## What you are asked to do
Below are records. Count every line containing the word "JSON" and give the number alone.

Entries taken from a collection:
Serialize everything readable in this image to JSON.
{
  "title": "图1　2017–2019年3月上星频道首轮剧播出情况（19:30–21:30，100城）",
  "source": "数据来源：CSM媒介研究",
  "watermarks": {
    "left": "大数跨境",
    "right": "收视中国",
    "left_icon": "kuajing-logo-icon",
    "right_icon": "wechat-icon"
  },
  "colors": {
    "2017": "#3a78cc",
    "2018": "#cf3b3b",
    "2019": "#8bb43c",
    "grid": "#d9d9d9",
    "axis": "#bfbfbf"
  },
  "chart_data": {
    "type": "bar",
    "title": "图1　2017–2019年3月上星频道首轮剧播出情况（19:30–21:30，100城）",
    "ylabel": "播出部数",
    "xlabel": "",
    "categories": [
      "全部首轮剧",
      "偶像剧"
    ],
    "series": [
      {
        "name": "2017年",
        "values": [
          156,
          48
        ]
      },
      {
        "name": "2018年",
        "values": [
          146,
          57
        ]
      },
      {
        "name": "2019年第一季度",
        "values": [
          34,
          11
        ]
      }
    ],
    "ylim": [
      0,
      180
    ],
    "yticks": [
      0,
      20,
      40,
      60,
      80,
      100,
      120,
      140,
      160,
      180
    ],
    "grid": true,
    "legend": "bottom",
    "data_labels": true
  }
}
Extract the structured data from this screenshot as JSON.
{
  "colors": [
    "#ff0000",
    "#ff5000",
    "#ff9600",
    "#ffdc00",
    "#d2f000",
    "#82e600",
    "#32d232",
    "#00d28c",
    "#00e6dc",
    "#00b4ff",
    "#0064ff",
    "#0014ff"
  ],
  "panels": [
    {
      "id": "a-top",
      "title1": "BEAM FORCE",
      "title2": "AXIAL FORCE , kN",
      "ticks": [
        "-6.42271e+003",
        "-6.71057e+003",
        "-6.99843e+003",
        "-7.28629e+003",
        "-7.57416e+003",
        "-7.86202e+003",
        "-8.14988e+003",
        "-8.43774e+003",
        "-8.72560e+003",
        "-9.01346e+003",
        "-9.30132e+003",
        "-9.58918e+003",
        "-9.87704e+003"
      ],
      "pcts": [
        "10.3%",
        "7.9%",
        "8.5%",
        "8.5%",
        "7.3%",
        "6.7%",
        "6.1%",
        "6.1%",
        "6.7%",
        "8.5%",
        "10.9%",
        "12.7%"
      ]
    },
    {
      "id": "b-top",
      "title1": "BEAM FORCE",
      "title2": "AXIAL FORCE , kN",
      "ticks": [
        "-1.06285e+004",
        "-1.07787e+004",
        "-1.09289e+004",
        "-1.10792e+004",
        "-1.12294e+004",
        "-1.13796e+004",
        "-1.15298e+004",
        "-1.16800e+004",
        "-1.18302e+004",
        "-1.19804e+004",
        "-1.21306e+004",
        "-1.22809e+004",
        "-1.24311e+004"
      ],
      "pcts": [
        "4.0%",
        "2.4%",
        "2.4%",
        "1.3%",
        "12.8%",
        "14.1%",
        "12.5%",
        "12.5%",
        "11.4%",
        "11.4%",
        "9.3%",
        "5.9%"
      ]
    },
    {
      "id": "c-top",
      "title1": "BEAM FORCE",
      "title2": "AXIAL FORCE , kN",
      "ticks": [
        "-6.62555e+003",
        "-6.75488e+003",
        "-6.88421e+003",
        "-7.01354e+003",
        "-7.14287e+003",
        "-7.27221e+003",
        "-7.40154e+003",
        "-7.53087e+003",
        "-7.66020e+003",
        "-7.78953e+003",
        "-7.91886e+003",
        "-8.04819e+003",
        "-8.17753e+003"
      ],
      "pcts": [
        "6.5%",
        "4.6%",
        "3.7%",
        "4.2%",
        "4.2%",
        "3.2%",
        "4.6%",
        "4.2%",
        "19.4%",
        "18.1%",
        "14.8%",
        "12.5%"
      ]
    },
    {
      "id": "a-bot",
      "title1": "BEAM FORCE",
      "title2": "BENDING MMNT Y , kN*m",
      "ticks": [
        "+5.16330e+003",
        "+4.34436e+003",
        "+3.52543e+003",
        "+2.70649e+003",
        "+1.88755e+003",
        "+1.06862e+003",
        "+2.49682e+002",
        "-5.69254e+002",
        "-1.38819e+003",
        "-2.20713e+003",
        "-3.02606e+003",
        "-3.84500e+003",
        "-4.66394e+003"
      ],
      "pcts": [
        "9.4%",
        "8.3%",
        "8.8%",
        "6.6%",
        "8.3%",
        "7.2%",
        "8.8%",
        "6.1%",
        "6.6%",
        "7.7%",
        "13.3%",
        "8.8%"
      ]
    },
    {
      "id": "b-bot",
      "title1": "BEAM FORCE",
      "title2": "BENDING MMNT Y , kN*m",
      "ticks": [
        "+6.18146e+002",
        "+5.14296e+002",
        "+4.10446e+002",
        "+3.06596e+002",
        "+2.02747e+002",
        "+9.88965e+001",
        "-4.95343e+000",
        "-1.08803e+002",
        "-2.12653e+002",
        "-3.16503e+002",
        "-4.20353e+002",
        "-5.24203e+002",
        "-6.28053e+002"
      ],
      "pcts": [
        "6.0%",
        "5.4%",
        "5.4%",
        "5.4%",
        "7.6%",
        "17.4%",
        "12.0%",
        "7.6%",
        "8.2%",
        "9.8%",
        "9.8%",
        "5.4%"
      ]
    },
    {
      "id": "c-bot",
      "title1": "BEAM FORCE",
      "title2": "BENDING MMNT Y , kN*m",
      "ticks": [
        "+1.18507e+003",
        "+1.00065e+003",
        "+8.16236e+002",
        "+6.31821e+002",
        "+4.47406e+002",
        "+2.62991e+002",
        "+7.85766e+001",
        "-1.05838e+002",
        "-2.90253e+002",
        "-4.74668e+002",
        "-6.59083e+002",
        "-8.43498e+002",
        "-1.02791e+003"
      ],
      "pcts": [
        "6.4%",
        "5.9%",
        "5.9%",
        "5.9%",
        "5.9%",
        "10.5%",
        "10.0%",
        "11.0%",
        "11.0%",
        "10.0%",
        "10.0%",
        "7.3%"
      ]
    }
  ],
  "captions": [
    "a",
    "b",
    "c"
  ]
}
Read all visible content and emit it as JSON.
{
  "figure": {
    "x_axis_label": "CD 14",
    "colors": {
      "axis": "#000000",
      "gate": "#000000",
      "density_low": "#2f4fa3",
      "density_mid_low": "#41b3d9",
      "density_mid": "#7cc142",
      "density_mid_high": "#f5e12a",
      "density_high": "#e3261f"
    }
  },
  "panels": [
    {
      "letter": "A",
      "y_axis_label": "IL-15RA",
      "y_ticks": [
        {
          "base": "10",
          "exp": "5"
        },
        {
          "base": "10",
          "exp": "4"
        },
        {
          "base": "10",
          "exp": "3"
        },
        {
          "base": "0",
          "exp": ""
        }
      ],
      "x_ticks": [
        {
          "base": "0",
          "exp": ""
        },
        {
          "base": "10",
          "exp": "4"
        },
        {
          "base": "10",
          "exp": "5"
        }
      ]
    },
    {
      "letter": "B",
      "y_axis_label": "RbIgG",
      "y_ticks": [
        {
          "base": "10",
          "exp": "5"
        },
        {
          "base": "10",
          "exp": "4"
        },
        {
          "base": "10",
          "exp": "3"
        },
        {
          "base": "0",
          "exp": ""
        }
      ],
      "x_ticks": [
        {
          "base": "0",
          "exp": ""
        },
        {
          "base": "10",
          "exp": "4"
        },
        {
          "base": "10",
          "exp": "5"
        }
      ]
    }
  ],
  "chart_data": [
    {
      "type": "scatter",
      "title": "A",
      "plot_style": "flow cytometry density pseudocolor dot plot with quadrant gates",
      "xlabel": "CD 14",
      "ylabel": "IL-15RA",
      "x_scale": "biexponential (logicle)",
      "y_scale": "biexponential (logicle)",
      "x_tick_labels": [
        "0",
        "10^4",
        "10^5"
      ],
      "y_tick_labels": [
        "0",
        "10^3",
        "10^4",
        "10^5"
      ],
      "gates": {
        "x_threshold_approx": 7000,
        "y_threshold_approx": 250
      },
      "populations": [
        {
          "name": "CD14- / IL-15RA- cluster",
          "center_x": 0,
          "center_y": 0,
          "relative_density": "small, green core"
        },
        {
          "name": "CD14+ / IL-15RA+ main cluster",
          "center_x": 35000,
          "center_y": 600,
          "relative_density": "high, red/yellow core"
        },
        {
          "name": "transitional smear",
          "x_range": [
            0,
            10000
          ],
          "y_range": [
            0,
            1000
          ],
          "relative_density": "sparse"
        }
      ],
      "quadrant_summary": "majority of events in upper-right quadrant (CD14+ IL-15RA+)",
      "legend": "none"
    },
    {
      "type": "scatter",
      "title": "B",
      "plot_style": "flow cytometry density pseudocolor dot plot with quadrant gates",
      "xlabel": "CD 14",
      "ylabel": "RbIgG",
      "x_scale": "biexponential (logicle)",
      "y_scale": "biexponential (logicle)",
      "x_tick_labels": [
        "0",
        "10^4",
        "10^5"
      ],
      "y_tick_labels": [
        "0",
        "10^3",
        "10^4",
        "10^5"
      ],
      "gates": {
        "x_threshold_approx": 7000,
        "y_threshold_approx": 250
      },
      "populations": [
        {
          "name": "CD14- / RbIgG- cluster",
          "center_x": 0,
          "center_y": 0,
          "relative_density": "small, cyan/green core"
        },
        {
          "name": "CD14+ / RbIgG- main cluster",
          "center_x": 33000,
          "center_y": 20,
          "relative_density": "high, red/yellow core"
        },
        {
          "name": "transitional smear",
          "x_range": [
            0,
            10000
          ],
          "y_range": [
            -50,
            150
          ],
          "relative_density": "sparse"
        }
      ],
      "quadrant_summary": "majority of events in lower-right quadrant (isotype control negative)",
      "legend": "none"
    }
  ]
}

## Result of this exercise
3